* **Texto**:
==============================

Hoje, a Rádio Vaticano está na zona norte
de Bujumbura, no município de Kamenge. Pe. Claudio Marano, xaveriano que vive há 27
anos no Burundi, nos apresenta esta realidade e o Centro de Jovens de Kamenge, com
40 mil inscritos.
O projeto de Padre Claudio no Burundi não tem nada a ver
com a missão vista como idéia onde cristãos brancos, religiosos e leigos vêem de fora
como voluntários e catequizam. O que ele queria era encontrar um sistema para implantar
uma ideal democracia entre os jovens, fazer com que vivessem realmente juntos nesta
área tão devastada e lacerada etnicamente.
Aqui não se faz catecismo; é um
projeto social onde tutsis, hutus, católicos, protestantes e muçulmanos, burundineses,
ruandeses, congoleses e tanzanianos, ricos e pobres, rapazes e moças aprendem a passar
seu tempo uns ao lado dos outros. Viver juntos não é simples nesta realidade – lembra
ele: “Significa mudar a mentalidade, a cabeça, mudar o coração, entreter relações,
conseguir conversar sobre as coisas do dia a dia, e manter esta atitude”.
Na
prática, o Centro abre aos jovens de 16 a 30 anos esta possibilidade. Aqui todos podem
vir, dos 6 bairros de Kamenge, gratuitamente, e aprender a usar um computador no cyber-espaço,
ter aulas de italiano, árabe, inglês; canto e dança. Existe uma biblioteca de verdade,
um sala de cinema de 350 cadeiras e 500 lugares em pé. De manhã, são projetados documentários;
à tarde, filmes de longa-metragem. Campos de futebol, tênis, volley e basquete..

==============================

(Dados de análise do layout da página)
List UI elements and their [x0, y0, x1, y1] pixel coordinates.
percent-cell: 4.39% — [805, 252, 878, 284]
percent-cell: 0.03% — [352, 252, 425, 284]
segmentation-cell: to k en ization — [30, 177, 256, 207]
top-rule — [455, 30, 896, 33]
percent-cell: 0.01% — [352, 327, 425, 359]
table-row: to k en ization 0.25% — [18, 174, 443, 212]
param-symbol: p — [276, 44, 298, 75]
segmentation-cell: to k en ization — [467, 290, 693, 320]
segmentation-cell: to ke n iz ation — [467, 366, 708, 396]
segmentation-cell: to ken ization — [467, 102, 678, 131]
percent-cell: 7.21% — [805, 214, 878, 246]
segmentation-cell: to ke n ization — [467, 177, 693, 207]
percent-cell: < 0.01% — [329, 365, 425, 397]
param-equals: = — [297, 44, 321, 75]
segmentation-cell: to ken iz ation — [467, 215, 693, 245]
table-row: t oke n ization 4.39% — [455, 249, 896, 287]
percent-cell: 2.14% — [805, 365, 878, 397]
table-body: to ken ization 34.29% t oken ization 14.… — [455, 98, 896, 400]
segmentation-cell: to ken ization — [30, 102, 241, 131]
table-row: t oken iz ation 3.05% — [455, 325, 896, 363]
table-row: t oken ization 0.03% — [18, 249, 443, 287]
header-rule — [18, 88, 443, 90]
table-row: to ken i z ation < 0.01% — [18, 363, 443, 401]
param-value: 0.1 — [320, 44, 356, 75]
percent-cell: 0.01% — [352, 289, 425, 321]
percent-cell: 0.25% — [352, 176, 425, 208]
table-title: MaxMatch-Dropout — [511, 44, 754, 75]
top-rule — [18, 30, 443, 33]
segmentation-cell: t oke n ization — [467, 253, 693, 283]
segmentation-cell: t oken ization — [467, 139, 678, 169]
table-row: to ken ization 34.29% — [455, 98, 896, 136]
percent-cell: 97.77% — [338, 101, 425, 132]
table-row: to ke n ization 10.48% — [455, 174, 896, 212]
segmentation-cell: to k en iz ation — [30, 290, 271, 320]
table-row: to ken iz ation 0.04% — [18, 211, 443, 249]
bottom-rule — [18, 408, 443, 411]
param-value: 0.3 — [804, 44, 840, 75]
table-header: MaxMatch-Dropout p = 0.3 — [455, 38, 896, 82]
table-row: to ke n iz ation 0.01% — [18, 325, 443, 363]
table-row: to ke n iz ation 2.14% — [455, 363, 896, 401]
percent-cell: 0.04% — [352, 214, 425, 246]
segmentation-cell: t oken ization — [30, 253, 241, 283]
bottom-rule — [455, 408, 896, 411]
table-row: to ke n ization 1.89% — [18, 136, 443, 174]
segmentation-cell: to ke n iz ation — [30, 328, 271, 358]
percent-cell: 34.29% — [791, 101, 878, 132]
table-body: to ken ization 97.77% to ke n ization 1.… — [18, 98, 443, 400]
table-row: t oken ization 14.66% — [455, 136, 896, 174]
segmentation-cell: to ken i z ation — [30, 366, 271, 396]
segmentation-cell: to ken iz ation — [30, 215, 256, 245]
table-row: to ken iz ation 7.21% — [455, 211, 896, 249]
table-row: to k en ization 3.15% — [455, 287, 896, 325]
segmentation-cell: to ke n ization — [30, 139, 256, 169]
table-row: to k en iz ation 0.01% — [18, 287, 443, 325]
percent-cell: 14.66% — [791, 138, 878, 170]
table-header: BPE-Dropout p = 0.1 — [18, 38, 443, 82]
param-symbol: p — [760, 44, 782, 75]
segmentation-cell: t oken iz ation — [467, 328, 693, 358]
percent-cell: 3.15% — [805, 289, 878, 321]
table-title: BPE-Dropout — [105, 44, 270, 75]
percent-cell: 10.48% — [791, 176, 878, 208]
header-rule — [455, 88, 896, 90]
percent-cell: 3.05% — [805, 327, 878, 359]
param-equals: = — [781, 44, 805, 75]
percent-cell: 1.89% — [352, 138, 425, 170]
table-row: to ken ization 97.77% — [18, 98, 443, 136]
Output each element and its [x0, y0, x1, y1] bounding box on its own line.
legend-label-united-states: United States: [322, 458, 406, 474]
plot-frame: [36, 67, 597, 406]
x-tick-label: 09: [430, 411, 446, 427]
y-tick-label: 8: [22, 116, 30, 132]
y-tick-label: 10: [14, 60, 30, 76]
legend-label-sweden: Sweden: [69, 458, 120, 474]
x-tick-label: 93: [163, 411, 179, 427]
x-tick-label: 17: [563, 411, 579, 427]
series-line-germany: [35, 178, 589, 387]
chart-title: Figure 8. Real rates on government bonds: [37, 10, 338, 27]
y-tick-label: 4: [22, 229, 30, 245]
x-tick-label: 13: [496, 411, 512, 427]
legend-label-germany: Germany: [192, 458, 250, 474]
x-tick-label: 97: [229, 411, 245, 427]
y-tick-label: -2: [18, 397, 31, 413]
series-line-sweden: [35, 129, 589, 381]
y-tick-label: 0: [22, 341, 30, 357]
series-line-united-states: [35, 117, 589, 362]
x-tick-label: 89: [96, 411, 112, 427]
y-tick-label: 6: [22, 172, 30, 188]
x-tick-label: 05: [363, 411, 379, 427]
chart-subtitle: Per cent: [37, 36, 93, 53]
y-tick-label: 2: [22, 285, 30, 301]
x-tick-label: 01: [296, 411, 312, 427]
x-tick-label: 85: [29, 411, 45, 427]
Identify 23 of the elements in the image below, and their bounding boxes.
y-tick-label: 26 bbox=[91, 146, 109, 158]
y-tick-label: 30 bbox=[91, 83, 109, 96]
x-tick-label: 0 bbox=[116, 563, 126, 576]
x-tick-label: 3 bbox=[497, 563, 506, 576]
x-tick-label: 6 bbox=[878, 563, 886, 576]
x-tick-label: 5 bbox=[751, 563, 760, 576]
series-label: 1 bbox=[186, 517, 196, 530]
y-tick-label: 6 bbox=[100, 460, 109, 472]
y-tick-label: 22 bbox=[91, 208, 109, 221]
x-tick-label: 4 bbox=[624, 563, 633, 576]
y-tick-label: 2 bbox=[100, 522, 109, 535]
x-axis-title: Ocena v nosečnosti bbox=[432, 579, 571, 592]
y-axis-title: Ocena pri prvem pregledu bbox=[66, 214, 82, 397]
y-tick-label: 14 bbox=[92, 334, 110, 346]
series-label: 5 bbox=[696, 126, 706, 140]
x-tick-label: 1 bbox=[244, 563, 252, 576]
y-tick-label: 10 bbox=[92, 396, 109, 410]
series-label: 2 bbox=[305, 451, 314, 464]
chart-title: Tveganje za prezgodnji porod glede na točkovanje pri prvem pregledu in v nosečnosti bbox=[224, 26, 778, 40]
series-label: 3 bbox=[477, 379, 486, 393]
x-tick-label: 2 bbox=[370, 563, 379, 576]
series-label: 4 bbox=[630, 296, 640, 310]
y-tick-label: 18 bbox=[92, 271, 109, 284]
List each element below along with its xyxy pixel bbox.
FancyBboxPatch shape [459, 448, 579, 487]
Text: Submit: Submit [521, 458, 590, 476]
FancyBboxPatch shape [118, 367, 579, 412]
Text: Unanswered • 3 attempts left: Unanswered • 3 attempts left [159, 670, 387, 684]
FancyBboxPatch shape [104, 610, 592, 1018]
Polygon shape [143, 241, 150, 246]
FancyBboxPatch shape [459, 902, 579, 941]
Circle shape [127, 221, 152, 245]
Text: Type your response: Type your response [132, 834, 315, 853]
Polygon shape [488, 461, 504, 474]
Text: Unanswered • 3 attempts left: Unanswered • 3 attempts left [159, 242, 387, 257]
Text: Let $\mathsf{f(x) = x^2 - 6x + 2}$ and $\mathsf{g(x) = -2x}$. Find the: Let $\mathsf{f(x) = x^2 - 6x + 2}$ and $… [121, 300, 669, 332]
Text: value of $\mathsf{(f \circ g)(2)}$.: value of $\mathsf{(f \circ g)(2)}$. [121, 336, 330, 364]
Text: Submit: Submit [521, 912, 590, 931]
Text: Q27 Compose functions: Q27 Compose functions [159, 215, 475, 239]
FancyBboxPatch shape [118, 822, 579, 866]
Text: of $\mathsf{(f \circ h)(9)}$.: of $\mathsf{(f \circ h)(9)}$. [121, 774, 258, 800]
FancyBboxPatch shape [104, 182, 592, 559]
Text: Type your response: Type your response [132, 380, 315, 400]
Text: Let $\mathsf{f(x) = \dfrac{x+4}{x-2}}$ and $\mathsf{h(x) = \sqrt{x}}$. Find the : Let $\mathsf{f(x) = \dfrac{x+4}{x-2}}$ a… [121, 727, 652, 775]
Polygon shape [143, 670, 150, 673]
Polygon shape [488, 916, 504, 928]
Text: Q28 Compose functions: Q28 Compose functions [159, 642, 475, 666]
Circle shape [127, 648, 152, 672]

==============================

* **Questões de estudo**:
1. Transcreva do texto sobre o Centro de Jovens de Kamenge o trecho que começa nas palavras "Hoje, a Rádio" e termina depois de "40 mil inscritos.".
2. Responda com base no texto sobre o Centro de Jovens de Kamenge:
(a) Há quantos anos o Pe. Claudio Marano vive no Burundi?
(b) Qual é a faixa etária dos jovens a quem o Centro abre essa possibilidade?
(c) Quantas cadeiras tem a sala de cinema do Centro?

* **Respostas por item**:
1.
Hoje, a Rádio Vaticano está na zona norte
de Bujumbura, no município de Kamenge. Pe. Claudio Marano, xaveriano que vive há 27
anos no Burundi, nos apresenta esta realidade e o Centro de Jovens de Kamenge, com
40 mil inscritos.

2.
(a) Há 27 anos.
(b) De 16 a 30 anos.
(c) 350 cadeiras.